▸ Exercise description
Among the lines below, count those containing the word "Παγίδων". Give the number only.
━━━ Dataset excerpts ━━━
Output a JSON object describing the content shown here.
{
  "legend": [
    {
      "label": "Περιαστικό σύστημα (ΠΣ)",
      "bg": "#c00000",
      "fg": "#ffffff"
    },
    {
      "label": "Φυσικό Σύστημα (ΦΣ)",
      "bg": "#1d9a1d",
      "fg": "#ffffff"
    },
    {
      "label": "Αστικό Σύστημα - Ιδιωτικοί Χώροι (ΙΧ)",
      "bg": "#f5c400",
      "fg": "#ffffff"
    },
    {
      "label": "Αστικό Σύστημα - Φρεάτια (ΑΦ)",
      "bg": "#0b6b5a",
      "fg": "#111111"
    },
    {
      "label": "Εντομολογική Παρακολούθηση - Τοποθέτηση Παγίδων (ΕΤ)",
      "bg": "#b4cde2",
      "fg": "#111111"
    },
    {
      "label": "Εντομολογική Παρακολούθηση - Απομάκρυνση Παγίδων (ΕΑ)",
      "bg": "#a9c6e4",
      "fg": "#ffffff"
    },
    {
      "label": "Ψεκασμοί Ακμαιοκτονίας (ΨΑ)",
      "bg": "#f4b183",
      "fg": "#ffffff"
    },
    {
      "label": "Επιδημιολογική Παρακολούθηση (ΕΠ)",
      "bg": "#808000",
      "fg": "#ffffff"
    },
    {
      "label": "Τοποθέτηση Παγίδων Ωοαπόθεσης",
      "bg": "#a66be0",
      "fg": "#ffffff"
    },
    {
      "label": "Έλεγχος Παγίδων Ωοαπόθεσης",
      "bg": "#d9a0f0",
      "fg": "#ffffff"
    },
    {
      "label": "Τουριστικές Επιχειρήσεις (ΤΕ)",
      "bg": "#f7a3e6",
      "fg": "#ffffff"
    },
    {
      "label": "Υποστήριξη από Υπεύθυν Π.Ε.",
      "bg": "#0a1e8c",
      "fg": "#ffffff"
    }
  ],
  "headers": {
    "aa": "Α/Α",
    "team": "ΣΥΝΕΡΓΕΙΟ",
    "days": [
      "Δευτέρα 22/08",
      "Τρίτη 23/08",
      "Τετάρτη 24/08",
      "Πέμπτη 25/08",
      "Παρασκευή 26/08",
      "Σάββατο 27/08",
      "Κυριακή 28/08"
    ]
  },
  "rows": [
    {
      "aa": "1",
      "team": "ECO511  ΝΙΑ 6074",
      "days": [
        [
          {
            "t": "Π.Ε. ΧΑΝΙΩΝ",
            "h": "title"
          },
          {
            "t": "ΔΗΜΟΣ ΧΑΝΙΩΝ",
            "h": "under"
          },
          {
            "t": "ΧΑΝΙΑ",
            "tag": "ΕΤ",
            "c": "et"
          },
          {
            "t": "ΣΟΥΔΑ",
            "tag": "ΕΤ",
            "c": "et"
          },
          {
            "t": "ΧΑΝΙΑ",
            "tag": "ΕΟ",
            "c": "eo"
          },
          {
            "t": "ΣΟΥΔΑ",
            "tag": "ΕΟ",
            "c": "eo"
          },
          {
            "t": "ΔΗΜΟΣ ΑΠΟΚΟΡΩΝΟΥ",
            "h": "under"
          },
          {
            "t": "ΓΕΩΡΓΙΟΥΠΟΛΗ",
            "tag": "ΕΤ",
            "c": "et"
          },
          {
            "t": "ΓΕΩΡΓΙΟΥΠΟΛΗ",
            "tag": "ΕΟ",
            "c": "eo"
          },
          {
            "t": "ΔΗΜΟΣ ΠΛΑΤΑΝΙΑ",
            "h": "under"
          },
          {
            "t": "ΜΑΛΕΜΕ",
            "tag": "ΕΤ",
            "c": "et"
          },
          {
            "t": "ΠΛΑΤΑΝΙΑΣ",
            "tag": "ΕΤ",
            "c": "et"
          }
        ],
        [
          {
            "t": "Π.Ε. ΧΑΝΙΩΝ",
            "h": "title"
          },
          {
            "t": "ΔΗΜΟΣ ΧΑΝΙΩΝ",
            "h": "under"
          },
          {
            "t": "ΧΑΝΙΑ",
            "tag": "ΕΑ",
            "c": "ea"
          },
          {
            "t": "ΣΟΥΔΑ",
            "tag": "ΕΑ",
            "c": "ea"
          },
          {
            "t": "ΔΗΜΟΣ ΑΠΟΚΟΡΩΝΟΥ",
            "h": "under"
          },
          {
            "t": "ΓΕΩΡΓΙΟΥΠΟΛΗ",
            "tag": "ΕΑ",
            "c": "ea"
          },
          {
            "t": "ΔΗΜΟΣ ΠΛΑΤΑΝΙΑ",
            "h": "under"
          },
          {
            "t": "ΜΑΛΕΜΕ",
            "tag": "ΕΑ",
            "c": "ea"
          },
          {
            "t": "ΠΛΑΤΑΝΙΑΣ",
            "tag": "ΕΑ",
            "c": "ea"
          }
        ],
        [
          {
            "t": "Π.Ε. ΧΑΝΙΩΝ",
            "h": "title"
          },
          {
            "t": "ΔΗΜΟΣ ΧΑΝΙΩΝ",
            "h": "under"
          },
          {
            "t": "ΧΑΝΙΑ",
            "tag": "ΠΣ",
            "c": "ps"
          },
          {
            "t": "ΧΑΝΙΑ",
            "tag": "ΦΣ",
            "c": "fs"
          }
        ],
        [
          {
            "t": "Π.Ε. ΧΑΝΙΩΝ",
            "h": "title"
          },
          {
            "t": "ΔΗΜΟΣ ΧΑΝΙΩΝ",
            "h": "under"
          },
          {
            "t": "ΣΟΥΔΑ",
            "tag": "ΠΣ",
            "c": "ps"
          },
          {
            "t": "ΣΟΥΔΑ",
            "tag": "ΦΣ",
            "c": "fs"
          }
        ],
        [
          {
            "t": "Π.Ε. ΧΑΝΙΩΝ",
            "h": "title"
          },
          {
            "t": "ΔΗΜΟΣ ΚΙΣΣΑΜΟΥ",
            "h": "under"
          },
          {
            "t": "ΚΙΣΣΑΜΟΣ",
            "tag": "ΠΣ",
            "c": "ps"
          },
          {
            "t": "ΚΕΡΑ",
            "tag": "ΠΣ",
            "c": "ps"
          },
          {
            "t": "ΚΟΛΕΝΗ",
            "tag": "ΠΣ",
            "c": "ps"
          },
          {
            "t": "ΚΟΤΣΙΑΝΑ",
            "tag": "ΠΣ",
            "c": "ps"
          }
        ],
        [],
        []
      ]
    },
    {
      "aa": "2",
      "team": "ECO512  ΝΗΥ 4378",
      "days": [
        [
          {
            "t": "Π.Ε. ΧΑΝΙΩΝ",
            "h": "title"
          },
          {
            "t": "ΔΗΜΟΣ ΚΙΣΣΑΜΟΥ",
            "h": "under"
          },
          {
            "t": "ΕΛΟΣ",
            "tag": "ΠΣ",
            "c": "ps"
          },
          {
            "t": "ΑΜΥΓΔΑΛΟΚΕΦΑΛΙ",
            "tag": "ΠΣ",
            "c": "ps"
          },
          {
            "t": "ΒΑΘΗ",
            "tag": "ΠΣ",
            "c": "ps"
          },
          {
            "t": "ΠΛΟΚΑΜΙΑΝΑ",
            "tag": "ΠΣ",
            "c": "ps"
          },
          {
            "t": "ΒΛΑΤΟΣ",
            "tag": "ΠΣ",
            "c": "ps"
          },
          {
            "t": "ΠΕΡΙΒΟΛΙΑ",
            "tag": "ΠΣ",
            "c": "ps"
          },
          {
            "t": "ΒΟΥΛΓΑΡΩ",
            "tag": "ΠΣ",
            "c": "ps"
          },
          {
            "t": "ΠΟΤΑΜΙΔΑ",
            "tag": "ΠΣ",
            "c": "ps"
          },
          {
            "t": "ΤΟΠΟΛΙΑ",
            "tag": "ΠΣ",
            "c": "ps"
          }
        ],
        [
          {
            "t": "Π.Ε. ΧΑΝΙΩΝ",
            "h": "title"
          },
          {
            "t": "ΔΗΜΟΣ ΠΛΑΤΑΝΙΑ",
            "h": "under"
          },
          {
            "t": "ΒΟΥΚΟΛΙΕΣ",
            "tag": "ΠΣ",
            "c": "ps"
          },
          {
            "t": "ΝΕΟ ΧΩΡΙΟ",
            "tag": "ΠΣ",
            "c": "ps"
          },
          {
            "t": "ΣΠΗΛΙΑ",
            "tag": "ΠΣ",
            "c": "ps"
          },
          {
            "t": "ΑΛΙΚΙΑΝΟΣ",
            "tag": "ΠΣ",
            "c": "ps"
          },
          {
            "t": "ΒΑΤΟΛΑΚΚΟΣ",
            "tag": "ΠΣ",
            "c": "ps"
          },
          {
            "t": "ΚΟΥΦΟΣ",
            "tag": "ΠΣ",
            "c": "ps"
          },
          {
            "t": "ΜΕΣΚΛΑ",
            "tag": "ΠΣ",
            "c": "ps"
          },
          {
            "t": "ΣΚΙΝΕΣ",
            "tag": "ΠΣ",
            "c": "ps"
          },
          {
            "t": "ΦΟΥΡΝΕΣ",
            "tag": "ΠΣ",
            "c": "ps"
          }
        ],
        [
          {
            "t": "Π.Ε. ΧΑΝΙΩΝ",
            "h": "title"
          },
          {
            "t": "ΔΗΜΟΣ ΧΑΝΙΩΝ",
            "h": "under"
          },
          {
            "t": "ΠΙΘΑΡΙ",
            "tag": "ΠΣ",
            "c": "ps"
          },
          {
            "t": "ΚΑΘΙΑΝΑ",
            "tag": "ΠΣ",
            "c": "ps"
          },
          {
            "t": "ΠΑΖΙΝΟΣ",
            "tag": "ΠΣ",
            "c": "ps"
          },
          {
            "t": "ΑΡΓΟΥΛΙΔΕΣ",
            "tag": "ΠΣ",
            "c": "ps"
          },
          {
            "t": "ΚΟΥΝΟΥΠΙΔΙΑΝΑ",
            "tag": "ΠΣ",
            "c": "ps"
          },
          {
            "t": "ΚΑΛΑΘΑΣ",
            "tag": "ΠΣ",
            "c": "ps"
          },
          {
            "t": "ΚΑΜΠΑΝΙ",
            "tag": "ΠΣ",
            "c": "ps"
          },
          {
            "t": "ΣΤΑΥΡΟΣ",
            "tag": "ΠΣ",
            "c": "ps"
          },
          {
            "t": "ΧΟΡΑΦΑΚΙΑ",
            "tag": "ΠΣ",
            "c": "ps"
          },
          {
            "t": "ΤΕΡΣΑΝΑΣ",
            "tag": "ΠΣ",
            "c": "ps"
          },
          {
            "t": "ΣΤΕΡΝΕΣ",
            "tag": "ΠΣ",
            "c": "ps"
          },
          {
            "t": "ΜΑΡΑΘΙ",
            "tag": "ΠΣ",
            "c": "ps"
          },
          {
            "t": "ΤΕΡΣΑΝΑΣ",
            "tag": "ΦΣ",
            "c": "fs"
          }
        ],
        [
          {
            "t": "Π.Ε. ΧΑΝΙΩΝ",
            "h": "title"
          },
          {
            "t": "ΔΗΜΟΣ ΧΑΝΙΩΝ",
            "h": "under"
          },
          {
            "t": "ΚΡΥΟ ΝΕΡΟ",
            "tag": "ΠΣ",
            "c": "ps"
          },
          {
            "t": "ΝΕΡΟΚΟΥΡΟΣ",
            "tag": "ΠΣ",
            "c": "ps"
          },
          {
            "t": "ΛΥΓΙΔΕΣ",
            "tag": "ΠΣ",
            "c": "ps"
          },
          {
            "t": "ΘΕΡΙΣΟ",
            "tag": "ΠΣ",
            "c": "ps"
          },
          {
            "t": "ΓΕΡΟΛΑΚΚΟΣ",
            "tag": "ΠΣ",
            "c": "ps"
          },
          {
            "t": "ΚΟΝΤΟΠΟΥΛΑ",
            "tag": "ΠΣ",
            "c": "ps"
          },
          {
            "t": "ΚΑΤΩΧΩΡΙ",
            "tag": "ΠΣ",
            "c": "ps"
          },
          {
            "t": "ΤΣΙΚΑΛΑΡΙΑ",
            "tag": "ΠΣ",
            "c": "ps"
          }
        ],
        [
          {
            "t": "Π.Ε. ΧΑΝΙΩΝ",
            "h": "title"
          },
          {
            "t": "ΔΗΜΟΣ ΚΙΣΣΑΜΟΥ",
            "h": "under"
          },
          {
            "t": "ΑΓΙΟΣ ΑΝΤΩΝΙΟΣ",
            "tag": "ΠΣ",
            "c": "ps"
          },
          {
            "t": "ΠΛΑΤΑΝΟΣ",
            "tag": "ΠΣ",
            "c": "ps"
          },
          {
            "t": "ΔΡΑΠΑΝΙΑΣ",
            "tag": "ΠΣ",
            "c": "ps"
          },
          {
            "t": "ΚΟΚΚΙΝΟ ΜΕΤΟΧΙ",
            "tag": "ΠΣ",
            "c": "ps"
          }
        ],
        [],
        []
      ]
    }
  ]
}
━━━
▸ Correct result
4